__Instructions for the task__:
Copy every line from the material below that holds "субъектов".
━━━━━━━━━━━━━━━━
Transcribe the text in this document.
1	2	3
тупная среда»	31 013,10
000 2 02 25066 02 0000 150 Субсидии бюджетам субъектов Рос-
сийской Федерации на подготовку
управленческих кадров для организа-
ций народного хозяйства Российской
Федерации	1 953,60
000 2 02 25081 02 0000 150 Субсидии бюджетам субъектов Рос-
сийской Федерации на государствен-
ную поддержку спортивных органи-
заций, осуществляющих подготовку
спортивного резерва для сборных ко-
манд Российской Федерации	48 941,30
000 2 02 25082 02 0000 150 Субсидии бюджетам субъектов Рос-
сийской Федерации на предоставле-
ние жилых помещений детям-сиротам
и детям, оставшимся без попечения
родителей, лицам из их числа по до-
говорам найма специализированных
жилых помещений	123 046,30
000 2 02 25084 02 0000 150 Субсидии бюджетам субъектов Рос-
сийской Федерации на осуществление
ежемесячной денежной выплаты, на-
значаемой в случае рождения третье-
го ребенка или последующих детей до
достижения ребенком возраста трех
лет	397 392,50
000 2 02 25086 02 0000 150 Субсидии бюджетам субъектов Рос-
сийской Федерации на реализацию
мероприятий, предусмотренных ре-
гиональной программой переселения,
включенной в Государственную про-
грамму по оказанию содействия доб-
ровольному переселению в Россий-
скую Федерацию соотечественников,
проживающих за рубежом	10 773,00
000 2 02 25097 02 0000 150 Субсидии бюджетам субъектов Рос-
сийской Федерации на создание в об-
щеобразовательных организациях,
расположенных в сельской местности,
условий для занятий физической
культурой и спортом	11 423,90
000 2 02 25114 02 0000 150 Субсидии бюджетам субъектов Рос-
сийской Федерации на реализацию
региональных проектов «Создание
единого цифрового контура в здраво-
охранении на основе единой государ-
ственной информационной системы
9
━━━━━━━━━━━━━━━━
__The answer__:
000 2 02 25066 02 0000 150 Субсидии бюджетам субъектов Рос-
000 2 02 25081 02 0000 150 Субсидии бюджетам субъектов Рос-
000 2 02 25082 02 0000 150 Субсидии бюджетам субъектов Рос-
000 2 02 25084 02 0000 150 Субсидии бюджетам субъектов Рос-
000 2 02 25086 02 0000 150 Субсидии бюджетам субъектов Рос-
000 2 02 25097 02 0000 150 Субсидии бюджетам субъектов Рос-
000 2 02 25114 02 0000 150 Субсидии бюджетам субъектов Рос-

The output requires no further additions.